Figure record extracts
══════
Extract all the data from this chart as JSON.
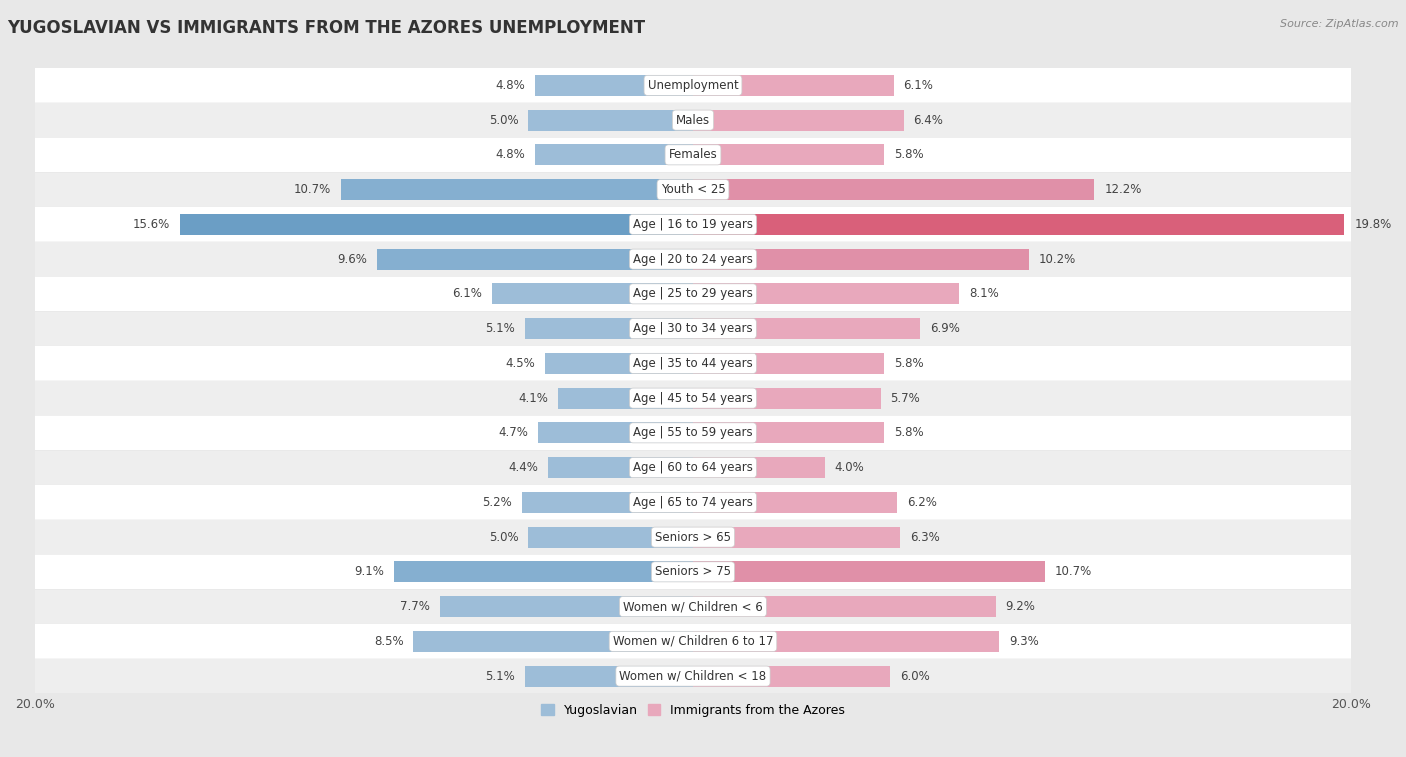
{
  "title": "YUGOSLAVIAN VS IMMIGRANTS FROM THE AZORES UNEMPLOYMENT",
  "source": "Source: ZipAtlas.com",
  "categories": [
    "Unemployment",
    "Males",
    "Females",
    "Youth < 25",
    "Age | 16 to 19 years",
    "Age | 20 to 24 years",
    "Age | 25 to 29 years",
    "Age | 30 to 34 years",
    "Age | 35 to 44 years",
    "Age | 45 to 54 years",
    "Age | 55 to 59 years",
    "Age | 60 to 64 years",
    "Age | 65 to 74 years",
    "Seniors > 65",
    "Seniors > 75",
    "Women w/ Children < 6",
    "Women w/ Children 6 to 17",
    "Women w/ Children < 18"
  ],
  "yugoslavian": [
    4.8,
    5.0,
    4.8,
    10.7,
    15.6,
    9.6,
    6.1,
    5.1,
    4.5,
    4.1,
    4.7,
    4.4,
    5.2,
    5.0,
    9.1,
    7.7,
    8.5,
    5.1
  ],
  "azores": [
    6.1,
    6.4,
    5.8,
    12.2,
    19.8,
    10.2,
    8.1,
    6.9,
    5.8,
    5.7,
    5.8,
    4.0,
    6.2,
    6.3,
    10.7,
    9.2,
    9.3,
    6.0
  ],
  "yugoslav_color_normal": "#9dbdd8",
  "yugoslav_color_strong": "#6b9ec5",
  "azores_color_normal": "#e8a8bc",
  "azores_color_strong": "#d9607a",
  "row_bg_white": "#ffffff",
  "row_bg_gray": "#eeeeee",
  "fig_bg": "#e8e8e8",
  "xlim": 20.0,
  "bar_height": 0.6,
  "label_fontsize": 8.5,
  "value_fontsize": 8.5,
  "title_fontsize": 12,
  "source_fontsize": 8,
  "legend_yugoslav": "Yugoslavian",
  "legend_azores": "Immigrants from the Azores"
}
══════
_Problem to work on_
Transcribe the records word for word and include no pictures.

_Answer to the problem_
Extract all the data from this chart as JSON.
{
  "title": "YUGOSLAVIAN VS IMMIGRANTS FROM THE AZORES UNEMPLOYMENT",
  "source": "Source: ZipAtlas.com",
  "categories": [
    "Unemployment",
    "Males",
    "Females",
    "Youth < 25",
    "Age | 16 to 19 years",
    "Age | 20 to 24 years",
    "Age | 25 to 29 years",
    "Age | 30 to 34 years",
    "Age | 35 to 44 years",
    "Age | 45 to 54 years",
    "Age | 55 to 59 years",
    "Age | 60 to 64 years",
    "Age | 65 to 74 years",
    "Seniors > 65",
    "Seniors > 75",
    "Women w/ Children < 6",
    "Women w/ Children 6 to 17",
    "Women w/ Children < 18"
  ],
  "yugoslavian": [
    4.8,
    5.0,
    4.8,
    10.7,
    15.6,
    9.6,
    6.1,
    5.1,
    4.5,
    4.1,
    4.7,
    4.4,
    5.2,
    5.0,
    9.1,
    7.7,
    8.5,
    5.1
  ],
  "azores": [
    6.1,
    6.4,
    5.8,
    12.2,
    19.8,
    10.2,
    8.1,
    6.9,
    5.8,
    5.7,
    5.8,
    4.0,
    6.2,
    6.3,
    10.7,
    9.2,
    9.3,
    6.0
  ],
  "yugoslav_color_normal": "#9dbdd8",
  "yugoslav_color_strong": "#6b9ec5",
  "azores_color_normal": "#e8a8bc",
  "azores_color_strong": "#d9607a",
  "row_bg_white": "#ffffff",
  "row_bg_gray": "#eeeeee",
  "fig_bg": "#e8e8e8",
  "xlim": 20.0,
  "bar_height": 0.6,
  "label_fontsize": 8.5,
  "value_fontsize": 8.5,
  "title_fontsize": 12,
  "source_fontsize": 8,
  "legend_yugoslav": "Yugoslavian",
  "legend_azores": "Immigrants from the Azores"
}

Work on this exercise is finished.